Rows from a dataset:

•••

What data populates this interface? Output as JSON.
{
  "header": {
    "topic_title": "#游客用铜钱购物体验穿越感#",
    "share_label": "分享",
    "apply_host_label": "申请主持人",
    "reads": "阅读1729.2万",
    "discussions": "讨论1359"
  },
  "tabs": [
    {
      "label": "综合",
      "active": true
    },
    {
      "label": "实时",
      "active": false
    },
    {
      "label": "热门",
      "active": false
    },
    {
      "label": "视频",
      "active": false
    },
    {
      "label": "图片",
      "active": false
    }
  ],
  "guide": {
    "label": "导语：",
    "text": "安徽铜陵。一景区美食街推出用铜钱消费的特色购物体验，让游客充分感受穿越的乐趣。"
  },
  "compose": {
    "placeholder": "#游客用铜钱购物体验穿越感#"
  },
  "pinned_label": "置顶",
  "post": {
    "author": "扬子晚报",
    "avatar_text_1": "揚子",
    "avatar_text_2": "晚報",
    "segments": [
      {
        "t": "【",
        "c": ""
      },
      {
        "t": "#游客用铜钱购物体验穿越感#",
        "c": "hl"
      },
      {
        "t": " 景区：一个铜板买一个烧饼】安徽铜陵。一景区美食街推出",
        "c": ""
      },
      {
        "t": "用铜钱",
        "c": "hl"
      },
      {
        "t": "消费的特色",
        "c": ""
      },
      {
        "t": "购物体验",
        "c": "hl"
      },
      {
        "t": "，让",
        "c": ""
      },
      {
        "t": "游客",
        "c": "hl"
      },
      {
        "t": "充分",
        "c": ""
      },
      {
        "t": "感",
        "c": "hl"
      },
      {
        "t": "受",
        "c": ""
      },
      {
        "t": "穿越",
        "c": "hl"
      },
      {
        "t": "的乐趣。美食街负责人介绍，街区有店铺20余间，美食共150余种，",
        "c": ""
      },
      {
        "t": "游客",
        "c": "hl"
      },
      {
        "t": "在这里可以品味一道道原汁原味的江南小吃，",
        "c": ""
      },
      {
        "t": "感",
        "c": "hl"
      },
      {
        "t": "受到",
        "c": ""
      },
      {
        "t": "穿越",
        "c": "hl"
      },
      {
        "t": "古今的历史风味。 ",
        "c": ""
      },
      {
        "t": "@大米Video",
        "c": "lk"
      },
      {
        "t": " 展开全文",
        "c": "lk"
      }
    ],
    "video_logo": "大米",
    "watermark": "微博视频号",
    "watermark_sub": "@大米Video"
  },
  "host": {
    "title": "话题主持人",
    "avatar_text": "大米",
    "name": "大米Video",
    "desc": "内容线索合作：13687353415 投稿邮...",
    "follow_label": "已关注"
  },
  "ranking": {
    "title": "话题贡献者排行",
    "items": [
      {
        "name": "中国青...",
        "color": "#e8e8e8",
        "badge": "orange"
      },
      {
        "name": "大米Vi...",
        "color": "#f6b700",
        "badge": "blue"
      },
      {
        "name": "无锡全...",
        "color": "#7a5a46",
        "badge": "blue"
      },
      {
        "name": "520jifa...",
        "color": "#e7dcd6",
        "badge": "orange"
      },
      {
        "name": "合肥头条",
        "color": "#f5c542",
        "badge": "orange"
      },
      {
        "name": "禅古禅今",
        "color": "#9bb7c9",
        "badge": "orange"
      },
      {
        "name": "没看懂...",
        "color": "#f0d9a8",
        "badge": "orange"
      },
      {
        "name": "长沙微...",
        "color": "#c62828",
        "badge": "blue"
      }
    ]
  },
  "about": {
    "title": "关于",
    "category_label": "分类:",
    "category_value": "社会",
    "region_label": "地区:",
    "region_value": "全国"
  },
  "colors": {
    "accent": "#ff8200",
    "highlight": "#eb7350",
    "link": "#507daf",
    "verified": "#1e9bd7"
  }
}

•••

Provide an exact reproduction of all the entries shown above.

What data populates this interface? Output as JSON.
{
  "header": {
    "topic_title": "#游客用铜钱购物体验穿越感#",
    "share_label": "分享",
    "apply_host_label": "申请主持人",
    "reads": "阅读1729.2万",
    "discussions": "讨论1359"
  },
  "tabs": [
    {
      "label": "综合",
      "active": true
    },
    {
      "label": "实时",
      "active": false
    },
    {
      "label": "热门",
      "active": false
    },
    {
      "label": "视频",
      "active": false
    },
    {
      "label": "图片",
      "active": false
    }
  ],
  "guide": {
    "label": "导语：",
    "text": "安徽铜陵。一景区美食街推出用铜钱消费的特色购物体验，让游客充分感受穿越的乐趣。"
  },
  "compose": {
    "placeholder": "#游客用铜钱购物体验穿越感#"
  },
  "pinned_label": "置顶",
  "post": {
    "author": "扬子晚报",
    "avatar_text_1": "揚子",
    "avatar_text_2": "晚報",
    "segments": [
      {
        "t": "【",
        "c": ""
      },
      {
        "t": "#游客用铜钱购物体验穿越感#",
        "c": "hl"
      },
      {
        "t": " 景区：一个铜板买一个烧饼】安徽铜陵。一景区美食街推出",
        "c": ""
      },
      {
        "t": "用铜钱",
        "c": "hl"
      },
      {
        "t": "消费的特色",
        "c": ""
      },
      {
        "t": "购物体验",
        "c": "hl"
      },
      {
        "t": "，让",
        "c": ""
      },
      {
        "t": "游客",
        "c": "hl"
      },
      {
        "t": "充分",
        "c": ""
      },
      {
        "t": "感",
        "c": "hl"
      },
      {
        "t": "受",
        "c": ""
      },
      {
        "t": "穿越",
        "c": "hl"
      },
      {
        "t": "的乐趣。美食街负责人介绍，街区有店铺20余间，美食共150余种，",
        "c": ""
      },
      {
        "t": "游客",
        "c": "hl"
      },
      {
        "t": "在这里可以品味一道道原汁原味的江南小吃，",
        "c": ""
      },
      {
        "t": "感",
        "c": "hl"
      },
      {
        "t": "受到",
        "c": ""
      },
      {
        "t": "穿越",
        "c": "hl"
      },
      {
        "t": "古今的历史风味。 ",
        "c": ""
      },
      {
        "t": "@大米Video",
        "c": "lk"
      },
      {
        "t": " 展开全文",
        "c": "lk"
      }
    ],
    "video_logo": "大米",
    "watermark": "微博视频号",
    "watermark_sub": "@大米Video"
  },
  "host": {
    "title": "话题主持人",
    "avatar_text": "大米",
    "name": "大米Video",
    "desc": "内容线索合作：13687353415 投稿邮...",
    "follow_label": "已关注"
  },
  "ranking": {
    "title": "话题贡献者排行",
    "items": [
      {
        "name": "中国青...",
        "color": "#e8e8e8",
        "badge": "orange"
      },
      {
        "name": "大米Vi...",
        "color": "#f6b700",
        "badge": "blue"
      },
      {
        "name": "无锡全...",
        "color": "#7a5a46",
        "badge": "blue"
      },
      {
        "name": "520jifa...",
        "color": "#e7dcd6",
        "badge": "orange"
      },
      {
        "name": "合肥头条",
        "color": "#f5c542",
        "badge": "orange"
      },
      {
        "name": "禅古禅今",
        "color": "#9bb7c9",
        "badge": "orange"
      },
      {
        "name": "没看懂...",
        "color": "#f0d9a8",
        "badge": "orange"
      },
      {
        "name": "长沙微...",
        "color": "#c62828",
        "badge": "blue"
      }
    ]
  },
  "about": {
    "title": "关于",
    "category_label": "分类:",
    "category_value": "社会",
    "region_label": "地区:",
    "region_value": "全国"
  },
  "colors": {
    "accent": "#ff8200",
    "highlight": "#eb7350",
    "link": "#507daf",
    "verified": "#1e9bd7"
  }
}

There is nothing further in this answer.